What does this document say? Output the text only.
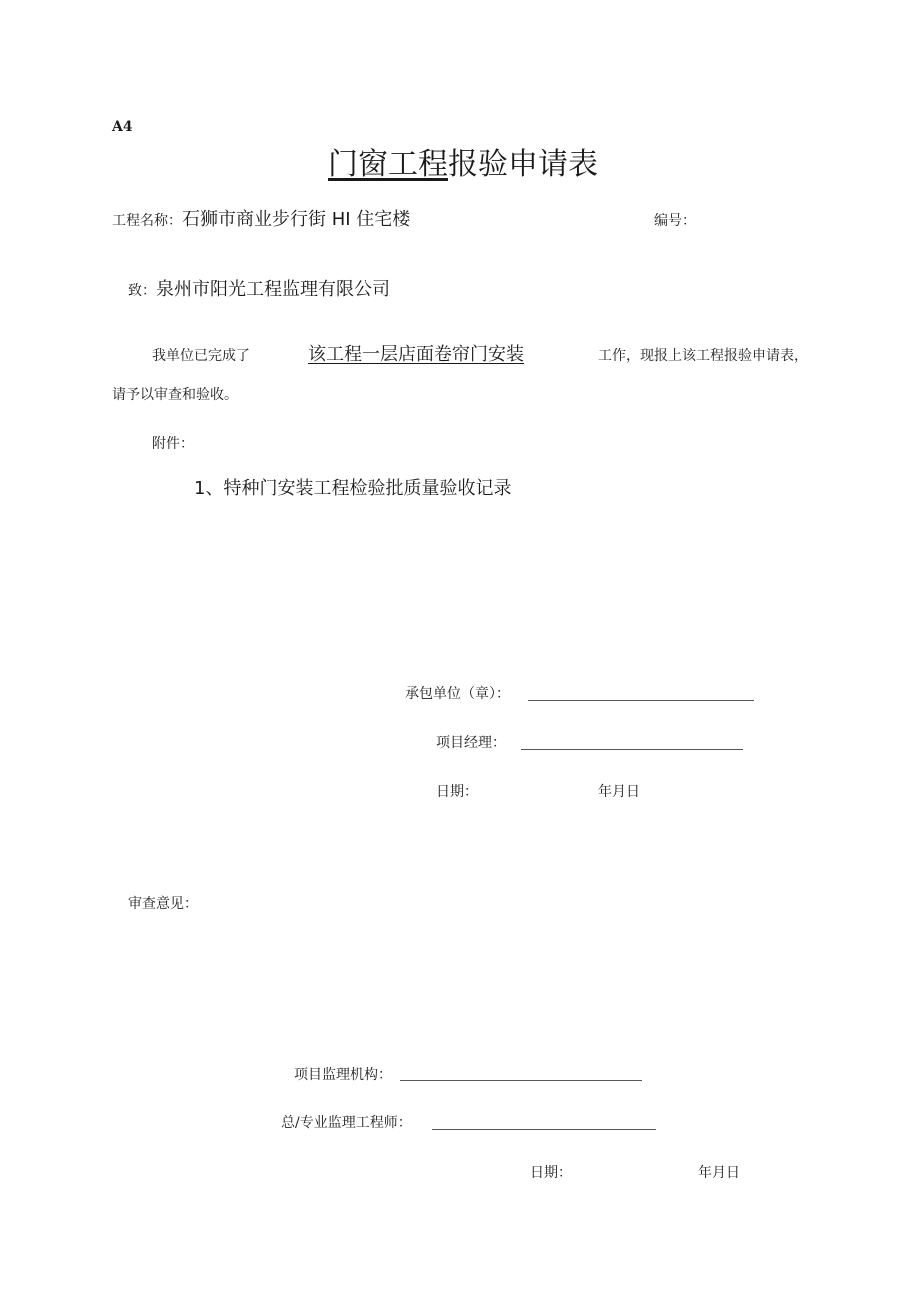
A4
门窗工程报验申请表
工程名称：石狮市商业步行街 HI 住宅楼	编号：
致：泉州市阳光工程监理有限公司
我单位已完成了	该工程一层店面卷帘门安装	工作，现报上该工程报验申请表，
请予以审查和验收。
附件：
1、特种门安装工程检验批质量验收记录
承包单位（章）：
项目经理：
日期：	年月日
审查意见：
项目监理机构：
总/专业监理工程师：
日期：	年月日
--
Your objective = Quote the data exactly, leaving every image out of the copy.

Result of the task =
What does this document say? Output the text only.
A4
门窗工程报验申请表
工程名称：石狮市商业步行街 HI 住宅楼	编号：
致：泉州市阳光工程监理有限公司
我单位已完成了	该工程一层店面卷帘门安装	工作，现报上该工程报验申请表，
请予以审查和验收。
附件：
1、特种门安装工程检验批质量验收记录
承包单位（章）：
项目经理：
日期：	年月日
审查意见：
项目监理机构：
总/专业监理工程师：
日期：	年月日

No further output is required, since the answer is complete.